◆ Check your understanding
- 1) In the installation guide, list each operating system that has its own minikube installation section.
- 2) According to the installation guide, why must a Kubernetes cluster be set up before working with Ververica Platform?
- 3) In the installation guide, which system is Ververica Platform integrated with for Universal Blob Storage?

◆ Extract
________________

Getting Started - Installation¶
In this getting started guide you will install Ververica Platform and integrate it with MinIO for Universal Blob Storage. Optionally, we also show you how to link the platform to a metrics and logging system.
Setting the Stage¶
Kubernetes¶
Ververica Platform runs on top of Kubernetes. In order to get started locally we recommend using minikube, but any other Kubernetes Cluster (1.11+) will do, too.
Minikube relies on virtualization support by your operating system as well as a hypervisor (e.g. Virtualbox). Please check the official installation guide for details.
Minikube on Mac OS (homebrew)¶
$ brew install kubectl minikube
Minikube on Windows (Chocolatey)¶
$ choco install kubernetes-cli minikube
Minikube on Linux¶
There are packages available for most distros and package managers. Please check the kubectl installation guide as well as the minikube installation guide for details.
Spinning up a Kubernetes Cluster¶
First, you start minikube
. The platform (including a small Apache Flink® application) requires at least 8G of memory and 4 CPUs.

________________

Document layout detection data:
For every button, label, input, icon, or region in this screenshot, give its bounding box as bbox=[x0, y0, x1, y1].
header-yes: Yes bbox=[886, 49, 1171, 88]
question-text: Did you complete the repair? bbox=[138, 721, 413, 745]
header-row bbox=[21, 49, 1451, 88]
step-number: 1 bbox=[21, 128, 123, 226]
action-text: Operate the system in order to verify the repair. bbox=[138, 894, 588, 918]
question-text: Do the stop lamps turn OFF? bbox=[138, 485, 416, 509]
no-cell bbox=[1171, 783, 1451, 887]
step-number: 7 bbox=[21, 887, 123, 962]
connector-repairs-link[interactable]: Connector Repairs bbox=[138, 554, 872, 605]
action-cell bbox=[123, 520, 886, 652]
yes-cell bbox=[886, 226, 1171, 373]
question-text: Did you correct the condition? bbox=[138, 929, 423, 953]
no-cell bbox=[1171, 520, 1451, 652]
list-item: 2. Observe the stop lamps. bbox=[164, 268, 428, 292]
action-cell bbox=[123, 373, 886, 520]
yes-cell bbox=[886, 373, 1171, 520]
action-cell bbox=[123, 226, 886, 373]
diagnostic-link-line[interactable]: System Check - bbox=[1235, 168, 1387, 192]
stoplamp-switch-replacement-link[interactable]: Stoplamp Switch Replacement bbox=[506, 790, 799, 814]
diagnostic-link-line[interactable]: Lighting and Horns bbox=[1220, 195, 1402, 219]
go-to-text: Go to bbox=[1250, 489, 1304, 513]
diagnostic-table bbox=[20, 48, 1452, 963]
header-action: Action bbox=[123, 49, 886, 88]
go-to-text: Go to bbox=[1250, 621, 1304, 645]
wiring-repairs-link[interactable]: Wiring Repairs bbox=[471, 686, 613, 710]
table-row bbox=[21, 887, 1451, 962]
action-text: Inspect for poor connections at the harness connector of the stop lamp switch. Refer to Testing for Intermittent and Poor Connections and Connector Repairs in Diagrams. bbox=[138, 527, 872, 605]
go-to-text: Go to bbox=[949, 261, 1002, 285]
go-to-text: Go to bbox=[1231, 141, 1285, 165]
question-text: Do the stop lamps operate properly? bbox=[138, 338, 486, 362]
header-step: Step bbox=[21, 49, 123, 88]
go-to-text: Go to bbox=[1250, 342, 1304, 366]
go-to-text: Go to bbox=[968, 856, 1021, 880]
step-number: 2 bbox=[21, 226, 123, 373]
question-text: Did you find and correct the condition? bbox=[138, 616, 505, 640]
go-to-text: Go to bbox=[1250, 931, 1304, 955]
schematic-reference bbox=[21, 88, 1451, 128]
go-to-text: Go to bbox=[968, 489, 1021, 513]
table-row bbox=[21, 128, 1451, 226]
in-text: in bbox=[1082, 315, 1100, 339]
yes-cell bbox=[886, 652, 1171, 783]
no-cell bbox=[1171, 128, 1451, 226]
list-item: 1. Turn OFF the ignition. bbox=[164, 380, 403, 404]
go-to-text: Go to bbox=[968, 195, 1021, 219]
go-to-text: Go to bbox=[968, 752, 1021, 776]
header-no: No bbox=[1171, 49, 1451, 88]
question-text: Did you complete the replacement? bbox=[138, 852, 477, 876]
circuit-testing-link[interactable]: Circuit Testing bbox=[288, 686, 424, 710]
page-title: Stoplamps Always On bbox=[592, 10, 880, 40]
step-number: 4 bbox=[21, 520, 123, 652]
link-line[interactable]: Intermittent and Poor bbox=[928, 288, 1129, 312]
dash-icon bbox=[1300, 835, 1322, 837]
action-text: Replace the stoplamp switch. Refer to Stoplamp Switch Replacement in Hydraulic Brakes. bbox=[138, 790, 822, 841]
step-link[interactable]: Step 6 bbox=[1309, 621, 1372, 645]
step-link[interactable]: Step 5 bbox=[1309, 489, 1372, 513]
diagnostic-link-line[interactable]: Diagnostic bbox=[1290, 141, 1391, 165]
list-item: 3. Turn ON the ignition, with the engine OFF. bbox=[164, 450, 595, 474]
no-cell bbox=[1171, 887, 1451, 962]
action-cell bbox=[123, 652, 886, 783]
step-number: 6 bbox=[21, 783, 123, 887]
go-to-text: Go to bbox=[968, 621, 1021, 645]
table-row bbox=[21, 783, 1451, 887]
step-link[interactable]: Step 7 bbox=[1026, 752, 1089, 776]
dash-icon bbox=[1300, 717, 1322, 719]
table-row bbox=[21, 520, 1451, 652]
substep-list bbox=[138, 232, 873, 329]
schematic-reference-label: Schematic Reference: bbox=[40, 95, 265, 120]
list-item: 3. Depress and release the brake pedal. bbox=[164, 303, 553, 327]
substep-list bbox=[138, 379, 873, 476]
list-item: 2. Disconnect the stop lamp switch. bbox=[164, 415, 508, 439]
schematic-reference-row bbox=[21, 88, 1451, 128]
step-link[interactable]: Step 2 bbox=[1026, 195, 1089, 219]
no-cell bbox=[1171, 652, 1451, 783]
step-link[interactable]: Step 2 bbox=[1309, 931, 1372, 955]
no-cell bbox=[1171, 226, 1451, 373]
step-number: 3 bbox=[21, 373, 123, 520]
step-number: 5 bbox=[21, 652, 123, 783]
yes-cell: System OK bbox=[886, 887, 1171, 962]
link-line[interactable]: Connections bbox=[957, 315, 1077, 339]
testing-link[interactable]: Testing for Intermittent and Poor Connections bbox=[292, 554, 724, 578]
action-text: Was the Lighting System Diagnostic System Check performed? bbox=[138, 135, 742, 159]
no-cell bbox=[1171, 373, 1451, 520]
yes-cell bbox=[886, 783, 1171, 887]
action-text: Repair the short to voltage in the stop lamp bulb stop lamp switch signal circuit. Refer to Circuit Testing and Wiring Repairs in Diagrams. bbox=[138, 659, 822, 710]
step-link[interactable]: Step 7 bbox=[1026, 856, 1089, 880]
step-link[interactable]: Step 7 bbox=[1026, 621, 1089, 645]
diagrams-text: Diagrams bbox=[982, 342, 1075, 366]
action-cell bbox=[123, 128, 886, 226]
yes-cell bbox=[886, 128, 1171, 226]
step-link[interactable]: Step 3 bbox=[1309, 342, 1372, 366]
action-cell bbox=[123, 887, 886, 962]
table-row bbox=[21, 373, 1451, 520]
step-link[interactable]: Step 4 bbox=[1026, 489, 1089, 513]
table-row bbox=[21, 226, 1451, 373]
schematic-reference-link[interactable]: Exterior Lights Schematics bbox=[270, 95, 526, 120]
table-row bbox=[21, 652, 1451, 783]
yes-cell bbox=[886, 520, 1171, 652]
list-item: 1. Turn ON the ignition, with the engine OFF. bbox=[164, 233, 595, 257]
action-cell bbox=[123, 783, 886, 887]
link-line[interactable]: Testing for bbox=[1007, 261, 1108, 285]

________________

◆ Exercise answers
- 1) Mac OS, Windows, and Linux.

- 2) A Kubernetes cluster is needed because Ververica Platform runs on top of Kubernetes. The guide recommends minikube for getting started locally, but any Kubernetes cluster at version 1.11 or later will also work.

- 3) MinIO.